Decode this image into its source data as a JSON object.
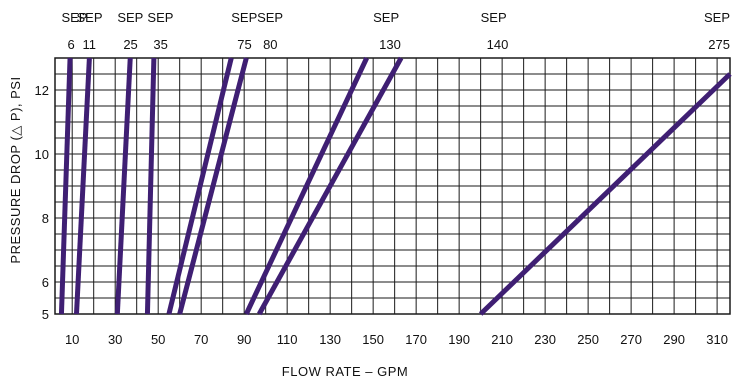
{
  "chart_data": {
    "type": "line",
    "title": "",
    "xlabel": "FLOW RATE – GPM",
    "ylabel": "PRESSURE DROP (△ P), PSI",
    "x_ticks": [
      10,
      30,
      50,
      70,
      90,
      110,
      130,
      150,
      170,
      190,
      210,
      230,
      250,
      270,
      290,
      310
    ],
    "y_ticks": [
      5,
      6,
      8,
      10,
      12
    ],
    "xlim": [
      2,
      316
    ],
    "ylim": [
      5,
      13
    ],
    "grid": true,
    "line_color": "#3f1f73",
    "grid_color": "#1a1a1a",
    "series": [
      {
        "name": [
          "SEP",
          "6"
        ],
        "points": [
          [
            5,
            5
          ],
          [
            9,
            13
          ]
        ]
      },
      {
        "name": [
          "SEP",
          "11"
        ],
        "points": [
          [
            12,
            5
          ],
          [
            18,
            13
          ]
        ]
      },
      {
        "name": [
          "SEP",
          "25"
        ],
        "points": [
          [
            31,
            5
          ],
          [
            37,
            13
          ]
        ]
      },
      {
        "name": [
          "SEP",
          "35"
        ],
        "points": [
          [
            45,
            5
          ],
          [
            48,
            13
          ]
        ]
      },
      {
        "name": [
          "SEP",
          "75"
        ],
        "points": [
          [
            55,
            5
          ],
          [
            84,
            13
          ]
        ]
      },
      {
        "name": [
          "SEP",
          "80"
        ],
        "points": [
          [
            60,
            5
          ],
          [
            91,
            13
          ]
        ]
      },
      {
        "name": [
          "SEP",
          "130"
        ],
        "points": [
          [
            91,
            5
          ],
          [
            147,
            13
          ]
        ]
      },
      {
        "name": [
          "SEP",
          "140"
        ],
        "points": [
          [
            97,
            5
          ],
          [
            163,
            13
          ]
        ]
      },
      {
        "name": [
          "SEP",
          "275"
        ],
        "points": [
          [
            200,
            5
          ],
          [
            316,
            12.5
          ]
        ]
      }
    ],
    "series_label_positions": [
      {
        "x": 5,
        "align": "start"
      },
      {
        "x": 12,
        "align": "start"
      },
      {
        "x": 31,
        "align": "start"
      },
      {
        "x": 45,
        "align": "start"
      },
      {
        "x": 84,
        "align": "start"
      },
      {
        "x": 96,
        "align": "start"
      },
      {
        "x": 150,
        "align": "start"
      },
      {
        "x": 200,
        "align": "start"
      },
      {
        "x": 316,
        "align": "end"
      }
    ]
  }
}
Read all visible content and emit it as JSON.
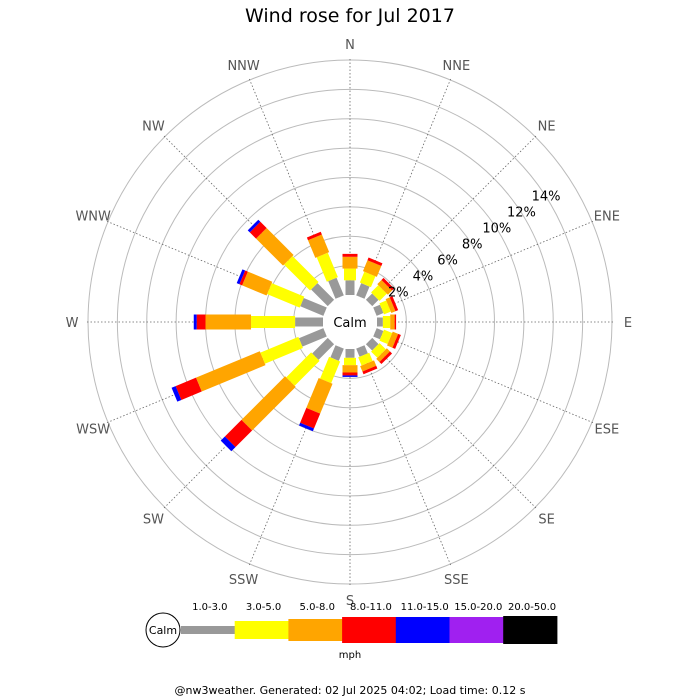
{
  "title": "Wind rose for Jul 2017",
  "footer": "@nw3weather.  Generated: 02 Jul 2025 04:02; Load time: 0.12 s",
  "calm_label": "Calm",
  "legend": {
    "unit": "mph",
    "calm_label": "Calm",
    "bands": [
      {
        "label": "1.0-3.0",
        "color": "#999999"
      },
      {
        "label": "3.0-5.0",
        "color": "#ffff00"
      },
      {
        "label": "5.0-8.0",
        "color": "#ffa500"
      },
      {
        "label": "8.0-11.0",
        "color": "#ff0000"
      },
      {
        "label": "11.0-15.0",
        "color": "#0000ff"
      },
      {
        "label": "15.0-20.0",
        "color": "#a020f0"
      },
      {
        "label": "20.0-50.0",
        "color": "#000000"
      }
    ]
  },
  "chart_data": {
    "type": "wind-rose",
    "title": "Wind rose for Jul 2017",
    "unit": "mph",
    "center_label": "Calm",
    "radial_axis": {
      "unit": "%",
      "ticks": [
        2,
        4,
        6,
        8,
        10,
        12,
        14
      ],
      "tick_labels": [
        "2%",
        "4%",
        "6%",
        "8%",
        "10%",
        "12%",
        "14%"
      ],
      "max": 16
    },
    "directions": [
      "N",
      "NNE",
      "NE",
      "ENE",
      "E",
      "ESE",
      "SE",
      "SSE",
      "S",
      "SSW",
      "SW",
      "WSW",
      "W",
      "WNW",
      "NW",
      "NNW"
    ],
    "speed_bands": [
      "1.0-3.0",
      "3.0-5.0",
      "5.0-8.0",
      "8.0-11.0",
      "11.0-15.0",
      "15.0-20.0",
      "20.0-50.0"
    ],
    "series": [
      {
        "name": "1.0-3.0",
        "values": [
          1.0,
          0.9,
          0.6,
          0.5,
          0.4,
          0.5,
          0.6,
          0.6,
          0.6,
          0.9,
          1.5,
          1.8,
          1.9,
          1.7,
          1.6,
          1.3
        ]
      },
      {
        "name": "3.0-5.0",
        "values": [
          0.8,
          0.8,
          0.7,
          0.5,
          0.5,
          0.6,
          0.6,
          0.6,
          0.5,
          1.6,
          2.4,
          2.8,
          3.0,
          2.4,
          2.5,
          1.8
        ]
      },
      {
        "name": "5.0-8.0",
        "values": [
          0.8,
          0.8,
          0.4,
          0.3,
          0.3,
          0.4,
          0.3,
          0.4,
          0.5,
          2.2,
          4.2,
          4.7,
          3.1,
          1.8,
          2.6,
          1.3
        ]
      },
      {
        "name": "8.0-11.0",
        "values": [
          0.2,
          0.2,
          0.2,
          0.2,
          0.1,
          0.2,
          0.2,
          0.2,
          0.2,
          1.1,
          1.6,
          1.5,
          0.6,
          0.2,
          0.6,
          0.2
        ]
      },
      {
        "name": "11.0-15.0",
        "values": [
          0,
          0,
          0,
          0,
          0,
          0,
          0,
          0,
          0.1,
          0.2,
          0.4,
          0.3,
          0.2,
          0.2,
          0.2,
          0
        ]
      },
      {
        "name": "15.0-20.0",
        "values": [
          0,
          0,
          0,
          0,
          0,
          0,
          0,
          0,
          0,
          0,
          0,
          0,
          0,
          0,
          0,
          0
        ]
      },
      {
        "name": "20.0-50.0",
        "values": [
          0,
          0,
          0,
          0,
          0,
          0,
          0,
          0,
          0,
          0,
          0,
          0,
          0,
          0,
          0,
          0
        ]
      }
    ]
  }
}
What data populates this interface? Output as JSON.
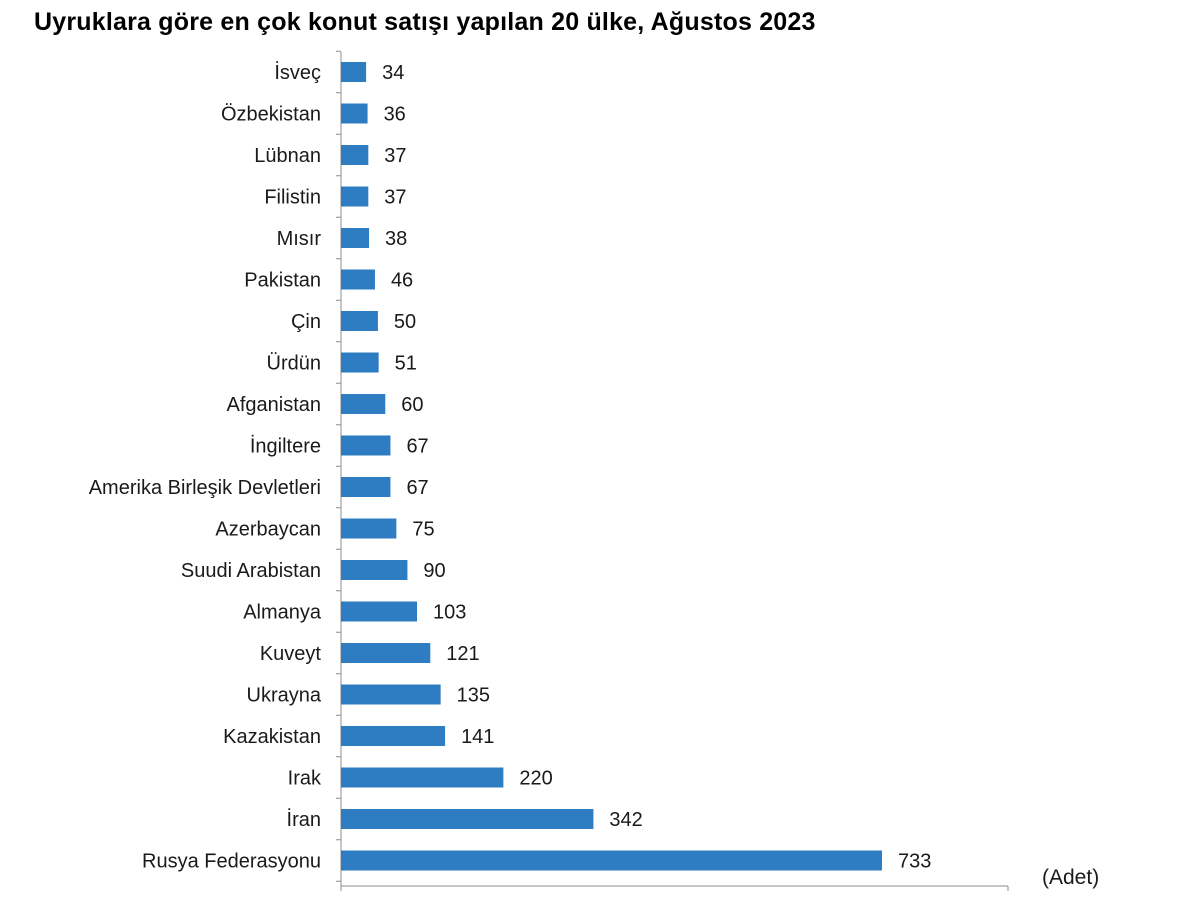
{
  "chart_data": {
    "type": "bar",
    "orientation": "horizontal",
    "title": "Uyruklara göre en çok konut satışı yapılan 20 ülke, Ağustos 2023",
    "unit": "(Adet)",
    "categories": [
      "İsveç",
      "Özbekistan",
      "Lübnan",
      "Filistin",
      "Mısır",
      "Pakistan",
      "Çin",
      "Ürdün",
      "Afganistan",
      "İngiltere",
      "Amerika Birleşik Devletleri",
      "Azerbaycan",
      "Suudi Arabistan",
      "Almanya",
      "Kuveyt",
      "Ukrayna",
      "Kazakistan",
      "Irak",
      "İran",
      "Rusya Federasyonu"
    ],
    "values": [
      34,
      36,
      37,
      37,
      38,
      46,
      50,
      51,
      60,
      67,
      67,
      75,
      90,
      103,
      121,
      135,
      141,
      220,
      342,
      733
    ],
    "data_labels": true,
    "grid": false,
    "bar_color": "#2E7CC1",
    "axis_color": "#8c8c8c"
  }
}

········

__PROMPT__
Repeat the material verbatim. Do not carry over any picture.

__FULL SOLUTION__
Decode this image into its source data as a JSON object.
{
  "chart_data": {
    "type": "line",
    "title": "",
    "xlabel": "FLOW RATE – GPM",
    "ylabel": "PRESSURE DROP (△ P), PSI",
    "x_ticks": [
      10,
      30,
      50,
      70,
      90,
      110,
      130,
      150,
      170,
      190,
      210,
      230,
      250,
      270,
      290,
      310
    ],
    "y_ticks": [
      5,
      6,
      8,
      10,
      12
    ],
    "xlim": [
      2,
      316
    ],
    "ylim": [
      5,
      13
    ],
    "grid": true,
    "line_color": "#3f1f73",
    "grid_color": "#1a1a1a",
    "series": [
      {
        "name": [
          "SEP",
          "6"
        ],
        "points": [
          [
            5,
            5
          ],
          [
            9,
            13
          ]
        ]
      },
      {
        "name": [
          "SEP",
          "11"
        ],
        "points": [
          [
            12,
            5
          ],
          [
            18,
            13
          ]
        ]
      },
      {
        "name": [
          "SEP",
          "25"
        ],
        "points": [
          [
            31,
            5
          ],
          [
            37,
            13
          ]
        ]
      },
      {
        "name": [
          "SEP",
          "35"
        ],
        "points": [
          [
            45,
            5
          ],
          [
            48,
            13
          ]
        ]
      },
      {
        "name": [
          "SEP",
          "75"
        ],
        "points": [
          [
            55,
            5
          ],
          [
            84,
            13
          ]
        ]
      },
      {
        "name": [
          "SEP",
          "80"
        ],
        "points": [
          [
            60,
            5
          ],
          [
            91,
            13
          ]
        ]
      },
      {
        "name": [
          "SEP",
          "130"
        ],
        "points": [
          [
            91,
            5
          ],
          [
            147,
            13
          ]
        ]
      },
      {
        "name": [
          "SEP",
          "140"
        ],
        "points": [
          [
            97,
            5
          ],
          [
            163,
            13
          ]
        ]
      },
      {
        "name": [
          "SEP",
          "275"
        ],
        "points": [
          [
            200,
            5
          ],
          [
            316,
            12.5
          ]
        ]
      }
    ],
    "series_label_positions": [
      {
        "x": 5,
        "align": "start"
      },
      {
        "x": 12,
        "align": "start"
      },
      {
        "x": 31,
        "align": "start"
      },
      {
        "x": 45,
        "align": "start"
      },
      {
        "x": 84,
        "align": "start"
      },
      {
        "x": 96,
        "align": "start"
      },
      {
        "x": 150,
        "align": "start"
      },
      {
        "x": 200,
        "align": "start"
      },
      {
        "x": 316,
        "align": "end"
      }
    ]
  }
}
Read all visible content and emit it as JSON.
{
  "title": "Wind rose for Jul 2017",
  "footer": "@nw3weather.  Generated: 02 Jul 2025 04:02; Load time: 0.12 s",
  "calm_label": "Calm",
  "legend": {
    "unit": "mph",
    "calm_label": "Calm",
    "bands": [
      {
        "label": "1.0-3.0",
        "color": "#999999"
      },
      {
        "label": "3.0-5.0",
        "color": "#ffff00"
      },
      {
        "label": "5.0-8.0",
        "color": "#ffa500"
      },
      {
        "label": "8.0-11.0",
        "color": "#ff0000"
      },
      {
        "label": "11.0-15.0",
        "color": "#0000ff"
      },
      {
        "label": "15.0-20.0",
        "color": "#a020f0"
      },
      {
        "label": "20.0-50.0",
        "color": "#000000"
      }
    ]
  },
  "chart_data": {
    "type": "wind-rose",
    "title": "Wind rose for Jul 2017",
    "unit": "mph",
    "center_label": "Calm",
    "radial_axis": {
      "unit": "%",
      "ticks": [
        2,
        4,
        6,
        8,
        10,
        12,
        14
      ],
      "tick_labels": [
        "2%",
        "4%",
        "6%",
        "8%",
        "10%",
        "12%",
        "14%"
      ],
      "max": 16
    },
    "directions": [
      "N",
      "NNE",
      "NE",
      "ENE",
      "E",
      "ESE",
      "SE",
      "SSE",
      "S",
      "SSW",
      "SW",
      "WSW",
      "W",
      "WNW",
      "NW",
      "NNW"
    ],
    "speed_bands": [
      "1.0-3.0",
      "3.0-5.0",
      "5.0-8.0",
      "8.0-11.0",
      "11.0-15.0",
      "15.0-20.0",
      "20.0-50.0"
    ],
    "series": [
      {
        "name": "1.0-3.0",
        "values": [
          1.0,
          0.9,
          0.6,
          0.5,
          0.4,
          0.5,
          0.6,
          0.6,
          0.6,
          0.9,
          1.5,
          1.8,
          1.9,
          1.7,
          1.6,
          1.3
        ]
      },
      {
        "name": "3.0-5.0",
        "values": [
          0.8,
          0.8,
          0.7,
          0.5,
          0.5,
          0.6,
          0.6,
          0.6,
          0.5,
          1.6,
          2.4,
          2.8,
          3.0,
          2.4,
          2.5,
          1.8
        ]
      },
      {
        "name": "5.0-8.0",
        "values": [
          0.8,
          0.8,
          0.4,
          0.3,
          0.3,
          0.4,
          0.3,
          0.4,
          0.5,
          2.2,
          4.2,
          4.7,
          3.1,
          1.8,
          2.6,
          1.3
        ]
      },
      {
        "name": "8.0-11.0",
        "values": [
          0.2,
          0.2,
          0.2,
          0.2,
          0.1,
          0.2,
          0.2,
          0.2,
          0.2,
          1.1,
          1.6,
          1.5,
          0.6,
          0.2,
          0.6,
          0.2
        ]
      },
      {
        "name": "11.0-15.0",
        "values": [
          0,
          0,
          0,
          0,
          0,
          0,
          0,
          0,
          0.1,
          0.2,
          0.4,
          0.3,
          0.2,
          0.2,
          0.2,
          0
        ]
      },
      {
        "name": "15.0-20.0",
        "values": [
          0,
          0,
          0,
          0,
          0,
          0,
          0,
          0,
          0,
          0,
          0,
          0,
          0,
          0,
          0,
          0
        ]
      },
      {
        "name": "20.0-50.0",
        "values": [
          0,
          0,
          0,
          0,
          0,
          0,
          0,
          0,
          0,
          0,
          0,
          0,
          0,
          0,
          0,
          0
        ]
      }
    ]
  }
}
What data populates this interface? Output as JSON.
{
  "chart_data": {
    "type": "bar",
    "orientation": "horizontal",
    "title": "Uyruklara göre en çok konut satışı yapılan 20 ülke, Ağustos 2023",
    "unit": "(Adet)",
    "categories": [
      "İsveç",
      "Özbekistan",
      "Lübnan",
      "Filistin",
      "Mısır",
      "Pakistan",
      "Çin",
      "Ürdün",
      "Afganistan",
      "İngiltere",
      "Amerika Birleşik Devletleri",
      "Azerbaycan",
      "Suudi Arabistan",
      "Almanya",
      "Kuveyt",
      "Ukrayna",
      "Kazakistan",
      "Irak",
      "İran",
      "Rusya Federasyonu"
    ],
    "values": [
      34,
      36,
      37,
      37,
      38,
      46,
      50,
      51,
      60,
      67,
      67,
      75,
      90,
      103,
      121,
      135,
      141,
      220,
      342,
      733
    ],
    "data_labels": true,
    "grid": false,
    "bar_color": "#2E7CC1",
    "axis_color": "#8c8c8c"
  }
}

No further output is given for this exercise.